OBJECTIVE: Without the pictures, give the entries below again exactly as written.

## Start PROVIDED MATERIAL

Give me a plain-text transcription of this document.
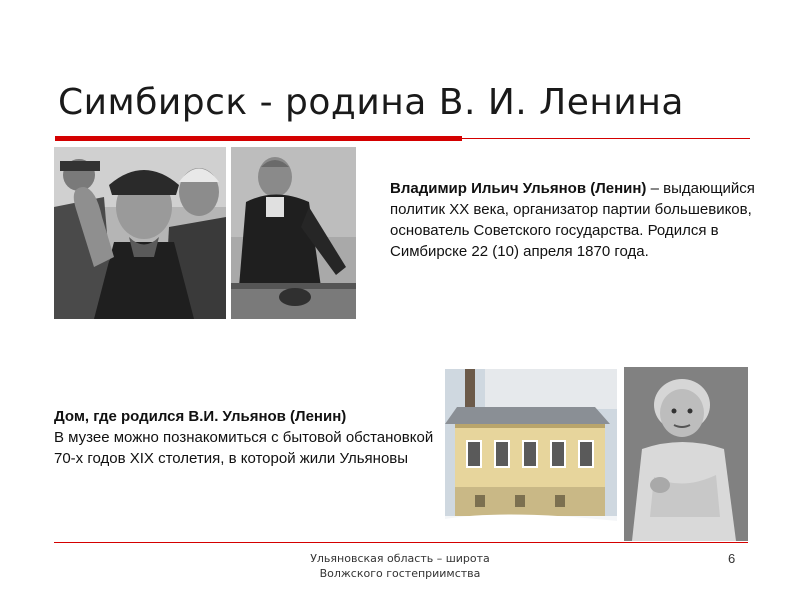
Симбирск - родина В. И. Ленина
Владимир Ильич Ульянов (Ленин) – выдающийся политик XX века, организатор партии большевиков, основатель Советского государства. Родился в Симбирске 22 (10) апреля 1870 года.
Дом, где родился В.И. Ульянов (Ленин)
В музее можно познакомиться с бытовой обстановкой 70-х годов XIX столетия, в которой жили Ульяновы
Ульяновская область – широта
Волжского гостеприимства
6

## End PROVIDED MATERIAL

FINISHED ANSWER:
Give me a plain-text transcription of this document.
Симбирск - родина В. И. Ленина
Владимир Ильич Ульянов (Ленин) – выдающийся политик XX века, организатор партии большевиков, основатель Советского государства. Родился в Симбирске 22 (10) апреля 1870 года.
Дом, где родился В.И. Ульянов (Ленин)
В музее можно познакомиться с бытовой обстановкой 70-х годов XIX столетия, в которой жили Ульяновы
Ульяновская область – широта
Волжского гостеприимства
6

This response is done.